> **The request**
Go to the line that contains "OCR this image." and extract it along with every line after it, exactly, through the end of the data below.

> **Excerpted data**
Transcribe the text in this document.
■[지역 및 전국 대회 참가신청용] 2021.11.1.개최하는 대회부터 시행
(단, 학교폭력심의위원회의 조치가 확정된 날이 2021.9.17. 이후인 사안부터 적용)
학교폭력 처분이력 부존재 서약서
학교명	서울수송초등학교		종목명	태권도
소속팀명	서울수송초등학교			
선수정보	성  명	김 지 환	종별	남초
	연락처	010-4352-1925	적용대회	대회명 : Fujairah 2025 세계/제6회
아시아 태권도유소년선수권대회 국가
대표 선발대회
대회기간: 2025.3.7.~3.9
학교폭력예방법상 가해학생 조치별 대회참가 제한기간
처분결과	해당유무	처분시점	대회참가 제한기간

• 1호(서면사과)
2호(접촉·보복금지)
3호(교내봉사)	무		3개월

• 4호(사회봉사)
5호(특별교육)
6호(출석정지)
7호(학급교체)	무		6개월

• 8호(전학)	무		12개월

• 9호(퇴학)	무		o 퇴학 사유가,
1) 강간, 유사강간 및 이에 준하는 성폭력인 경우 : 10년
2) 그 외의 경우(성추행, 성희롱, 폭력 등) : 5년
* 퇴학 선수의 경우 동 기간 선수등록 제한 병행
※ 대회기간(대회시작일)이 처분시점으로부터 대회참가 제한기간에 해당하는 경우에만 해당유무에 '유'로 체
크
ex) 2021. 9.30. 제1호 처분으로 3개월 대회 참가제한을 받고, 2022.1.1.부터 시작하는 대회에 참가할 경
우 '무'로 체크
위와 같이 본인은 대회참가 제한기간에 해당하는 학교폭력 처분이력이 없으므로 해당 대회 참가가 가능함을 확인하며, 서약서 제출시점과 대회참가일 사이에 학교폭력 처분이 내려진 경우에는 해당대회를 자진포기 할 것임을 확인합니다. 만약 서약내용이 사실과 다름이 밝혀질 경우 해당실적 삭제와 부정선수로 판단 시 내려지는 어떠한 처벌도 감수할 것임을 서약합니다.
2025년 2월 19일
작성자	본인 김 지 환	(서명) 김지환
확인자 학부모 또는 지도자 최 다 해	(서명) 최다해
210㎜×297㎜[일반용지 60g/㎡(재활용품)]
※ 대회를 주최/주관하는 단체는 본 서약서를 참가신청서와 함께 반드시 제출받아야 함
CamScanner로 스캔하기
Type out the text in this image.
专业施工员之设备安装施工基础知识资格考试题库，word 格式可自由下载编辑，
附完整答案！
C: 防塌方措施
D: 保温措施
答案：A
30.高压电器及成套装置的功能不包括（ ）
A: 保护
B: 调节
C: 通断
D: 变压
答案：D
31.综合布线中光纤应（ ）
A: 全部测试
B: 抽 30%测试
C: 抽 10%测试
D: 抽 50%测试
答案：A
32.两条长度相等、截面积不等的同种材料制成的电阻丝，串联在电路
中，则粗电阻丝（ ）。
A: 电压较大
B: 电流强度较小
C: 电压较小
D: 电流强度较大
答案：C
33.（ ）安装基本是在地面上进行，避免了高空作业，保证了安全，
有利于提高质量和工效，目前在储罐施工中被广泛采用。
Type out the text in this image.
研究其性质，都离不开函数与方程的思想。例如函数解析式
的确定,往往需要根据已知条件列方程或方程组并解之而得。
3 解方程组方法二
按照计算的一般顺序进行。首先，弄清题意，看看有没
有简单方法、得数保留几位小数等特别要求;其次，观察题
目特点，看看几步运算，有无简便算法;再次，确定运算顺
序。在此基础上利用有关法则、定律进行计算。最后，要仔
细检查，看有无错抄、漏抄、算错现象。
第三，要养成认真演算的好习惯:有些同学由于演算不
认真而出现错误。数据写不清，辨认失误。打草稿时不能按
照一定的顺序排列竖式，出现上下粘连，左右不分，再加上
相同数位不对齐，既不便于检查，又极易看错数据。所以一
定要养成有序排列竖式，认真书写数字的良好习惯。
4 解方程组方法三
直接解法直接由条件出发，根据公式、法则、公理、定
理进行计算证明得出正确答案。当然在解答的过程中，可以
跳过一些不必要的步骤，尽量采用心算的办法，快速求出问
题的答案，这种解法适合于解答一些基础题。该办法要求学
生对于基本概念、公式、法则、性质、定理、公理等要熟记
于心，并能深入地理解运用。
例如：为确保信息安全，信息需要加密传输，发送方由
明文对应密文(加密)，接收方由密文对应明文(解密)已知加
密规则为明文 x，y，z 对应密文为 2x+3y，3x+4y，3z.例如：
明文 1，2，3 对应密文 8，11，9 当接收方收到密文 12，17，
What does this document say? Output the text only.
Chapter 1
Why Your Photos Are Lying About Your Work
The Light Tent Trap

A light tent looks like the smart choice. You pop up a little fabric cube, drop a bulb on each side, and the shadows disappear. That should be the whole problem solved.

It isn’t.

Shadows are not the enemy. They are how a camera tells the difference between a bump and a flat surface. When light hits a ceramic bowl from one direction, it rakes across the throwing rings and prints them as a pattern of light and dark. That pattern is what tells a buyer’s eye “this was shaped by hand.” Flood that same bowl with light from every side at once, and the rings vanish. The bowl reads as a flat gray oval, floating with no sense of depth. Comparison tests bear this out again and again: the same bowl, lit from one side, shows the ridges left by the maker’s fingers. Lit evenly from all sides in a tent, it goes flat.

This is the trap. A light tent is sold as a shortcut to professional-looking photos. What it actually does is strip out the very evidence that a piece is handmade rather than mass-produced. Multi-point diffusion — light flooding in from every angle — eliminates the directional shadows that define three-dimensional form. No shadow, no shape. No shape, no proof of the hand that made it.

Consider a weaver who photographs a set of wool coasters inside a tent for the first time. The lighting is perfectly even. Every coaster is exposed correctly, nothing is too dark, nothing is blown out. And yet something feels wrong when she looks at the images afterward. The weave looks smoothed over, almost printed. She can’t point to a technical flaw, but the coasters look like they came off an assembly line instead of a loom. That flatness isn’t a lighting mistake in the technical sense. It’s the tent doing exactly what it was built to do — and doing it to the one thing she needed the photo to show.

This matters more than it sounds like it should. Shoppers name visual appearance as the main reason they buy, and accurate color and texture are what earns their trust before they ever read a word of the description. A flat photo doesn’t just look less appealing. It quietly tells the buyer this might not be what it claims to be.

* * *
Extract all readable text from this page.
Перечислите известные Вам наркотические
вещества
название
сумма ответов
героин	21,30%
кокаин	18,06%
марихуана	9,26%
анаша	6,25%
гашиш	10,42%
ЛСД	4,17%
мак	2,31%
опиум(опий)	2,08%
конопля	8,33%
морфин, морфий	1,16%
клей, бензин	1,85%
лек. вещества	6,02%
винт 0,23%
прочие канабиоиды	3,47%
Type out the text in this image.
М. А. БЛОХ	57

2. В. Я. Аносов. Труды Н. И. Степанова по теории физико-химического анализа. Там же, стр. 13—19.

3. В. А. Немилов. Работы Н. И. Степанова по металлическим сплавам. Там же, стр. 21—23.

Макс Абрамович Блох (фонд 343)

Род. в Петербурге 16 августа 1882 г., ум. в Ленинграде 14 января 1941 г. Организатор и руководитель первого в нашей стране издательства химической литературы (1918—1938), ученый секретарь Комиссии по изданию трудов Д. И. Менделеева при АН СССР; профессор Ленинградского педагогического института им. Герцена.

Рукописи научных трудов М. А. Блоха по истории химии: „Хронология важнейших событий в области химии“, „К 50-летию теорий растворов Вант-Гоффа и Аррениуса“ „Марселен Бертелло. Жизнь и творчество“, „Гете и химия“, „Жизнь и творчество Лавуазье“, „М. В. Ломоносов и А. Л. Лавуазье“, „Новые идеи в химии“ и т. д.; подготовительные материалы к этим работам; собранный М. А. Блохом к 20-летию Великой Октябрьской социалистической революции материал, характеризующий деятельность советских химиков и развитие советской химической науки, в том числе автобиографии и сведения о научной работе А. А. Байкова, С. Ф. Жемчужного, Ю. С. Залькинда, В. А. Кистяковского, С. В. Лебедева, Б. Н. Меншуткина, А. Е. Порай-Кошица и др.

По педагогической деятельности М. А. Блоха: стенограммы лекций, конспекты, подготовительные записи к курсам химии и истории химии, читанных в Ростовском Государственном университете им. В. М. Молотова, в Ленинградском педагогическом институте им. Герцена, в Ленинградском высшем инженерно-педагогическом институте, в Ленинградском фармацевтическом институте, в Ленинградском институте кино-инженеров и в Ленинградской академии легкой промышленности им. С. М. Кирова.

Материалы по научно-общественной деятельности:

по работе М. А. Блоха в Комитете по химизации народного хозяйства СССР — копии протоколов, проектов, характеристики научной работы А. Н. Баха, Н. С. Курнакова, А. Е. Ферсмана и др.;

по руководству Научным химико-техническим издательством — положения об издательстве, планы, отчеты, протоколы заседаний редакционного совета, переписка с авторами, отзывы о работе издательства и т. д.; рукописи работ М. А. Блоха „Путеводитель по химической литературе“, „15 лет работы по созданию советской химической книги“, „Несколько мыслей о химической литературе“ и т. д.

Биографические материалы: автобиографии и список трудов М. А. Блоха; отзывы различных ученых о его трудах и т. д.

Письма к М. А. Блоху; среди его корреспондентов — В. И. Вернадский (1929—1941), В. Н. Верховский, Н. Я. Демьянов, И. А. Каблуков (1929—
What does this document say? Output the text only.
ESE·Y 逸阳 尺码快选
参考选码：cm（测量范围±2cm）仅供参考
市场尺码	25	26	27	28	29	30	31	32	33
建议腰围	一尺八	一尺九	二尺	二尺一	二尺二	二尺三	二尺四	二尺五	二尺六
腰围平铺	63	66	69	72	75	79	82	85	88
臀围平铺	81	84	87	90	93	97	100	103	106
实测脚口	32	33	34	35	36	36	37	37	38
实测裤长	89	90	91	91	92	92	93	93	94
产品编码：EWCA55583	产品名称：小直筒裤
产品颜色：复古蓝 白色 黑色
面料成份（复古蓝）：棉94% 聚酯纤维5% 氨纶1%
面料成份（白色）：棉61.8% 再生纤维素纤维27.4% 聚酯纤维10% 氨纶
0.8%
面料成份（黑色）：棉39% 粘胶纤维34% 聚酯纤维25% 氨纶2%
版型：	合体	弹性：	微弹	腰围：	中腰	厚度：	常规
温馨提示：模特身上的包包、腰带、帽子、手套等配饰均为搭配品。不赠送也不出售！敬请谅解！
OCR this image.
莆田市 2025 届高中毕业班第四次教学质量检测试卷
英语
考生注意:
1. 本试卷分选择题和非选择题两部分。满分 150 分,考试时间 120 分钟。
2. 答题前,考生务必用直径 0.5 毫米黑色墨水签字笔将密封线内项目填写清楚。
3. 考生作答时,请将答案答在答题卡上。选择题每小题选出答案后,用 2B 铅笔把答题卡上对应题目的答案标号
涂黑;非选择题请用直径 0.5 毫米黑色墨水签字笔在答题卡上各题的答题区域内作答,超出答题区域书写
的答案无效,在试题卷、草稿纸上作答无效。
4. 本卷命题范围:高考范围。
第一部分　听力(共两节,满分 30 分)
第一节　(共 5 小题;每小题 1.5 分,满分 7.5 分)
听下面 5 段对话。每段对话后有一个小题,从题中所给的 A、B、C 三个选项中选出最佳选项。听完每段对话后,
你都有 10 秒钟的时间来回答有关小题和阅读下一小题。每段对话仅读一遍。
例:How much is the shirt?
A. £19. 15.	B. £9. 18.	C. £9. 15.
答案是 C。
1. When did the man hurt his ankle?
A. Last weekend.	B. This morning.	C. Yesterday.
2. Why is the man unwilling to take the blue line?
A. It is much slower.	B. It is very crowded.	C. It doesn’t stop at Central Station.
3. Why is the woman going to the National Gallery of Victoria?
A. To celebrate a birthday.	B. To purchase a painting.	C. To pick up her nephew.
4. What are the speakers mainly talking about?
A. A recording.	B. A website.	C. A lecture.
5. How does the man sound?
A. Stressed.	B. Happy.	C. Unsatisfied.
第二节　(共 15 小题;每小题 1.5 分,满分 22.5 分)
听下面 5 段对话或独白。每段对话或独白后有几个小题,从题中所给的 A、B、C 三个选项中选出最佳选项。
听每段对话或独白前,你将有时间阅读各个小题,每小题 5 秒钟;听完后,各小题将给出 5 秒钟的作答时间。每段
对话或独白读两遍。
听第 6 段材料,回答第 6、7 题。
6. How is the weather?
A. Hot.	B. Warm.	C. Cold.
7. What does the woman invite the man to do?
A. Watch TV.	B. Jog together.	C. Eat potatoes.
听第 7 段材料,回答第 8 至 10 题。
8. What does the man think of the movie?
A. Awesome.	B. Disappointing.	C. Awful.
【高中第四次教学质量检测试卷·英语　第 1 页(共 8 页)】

> **Final result**
OCR this image.
莆田市 2025 届高中毕业班第四次教学质量检测试卷
英语
考生注意:
1. 本试卷分选择题和非选择题两部分。满分 150 分,考试时间 120 分钟。
2. 答题前,考生务必用直径 0.5 毫米黑色墨水签字笔将密封线内项目填写清楚。
3. 考生作答时,请将答案答在答题卡上。选择题每小题选出答案后,用 2B 铅笔把答题卡上对应题目的答案标号
涂黑;非选择题请用直径 0.5 毫米黑色墨水签字笔在答题卡上各题的答题区域内作答,超出答题区域书写
的答案无效,在试题卷、草稿纸上作答无效。
4. 本卷命题范围:高考范围。
第一部分　听力(共两节,满分 30 分)
第一节　(共 5 小题;每小题 1.5 分,满分 7.5 分)
听下面 5 段对话。每段对话后有一个小题,从题中所给的 A、B、C 三个选项中选出最佳选项。听完每段对话后,
你都有 10 秒钟的时间来回答有关小题和阅读下一小题。每段对话仅读一遍。
例:How much is the shirt?
A. £19. 15.	B. £9. 18.	C. £9. 15.
答案是 C。
1. When did the man hurt his ankle?
A. Last weekend.	B. This morning.	C. Yesterday.
2. Why is the man unwilling to take the blue line?
A. It is much slower.	B. It is very crowded.	C. It doesn’t stop at Central Station.
3. Why is the woman going to the National Gallery of Victoria?
A. To celebrate a birthday.	B. To purchase a painting.	C. To pick up her nephew.
4. What are the speakers mainly talking about?
A. A recording.	B. A website.	C. A lecture.
5. How does the man sound?
A. Stressed.	B. Happy.	C. Unsatisfied.
第二节　(共 15 小题;每小题 1.5 分,满分 22.5 分)
听下面 5 段对话或独白。每段对话或独白后有几个小题,从题中所给的 A、B、C 三个选项中选出最佳选项。
听每段对话或独白前,你将有时间阅读各个小题,每小题 5 秒钟;听完后,各小题将给出 5 秒钟的作答时间。每段
对话或独白读两遍。
听第 6 段材料,回答第 6、7 题。
6. How is the weather?
A. Hot.	B. Warm.	C. Cold.
7. What does the woman invite the man to do?
A. Watch TV.	B. Jog together.	C. Eat potatoes.
听第 7 段材料,回答第 8 至 10 题。
8. What does the man think of the movie?
A. Awesome.	B. Disappointing.	C. Awful.
【高中第四次教学质量检测试卷·英语　第 1 页(共 8 页)】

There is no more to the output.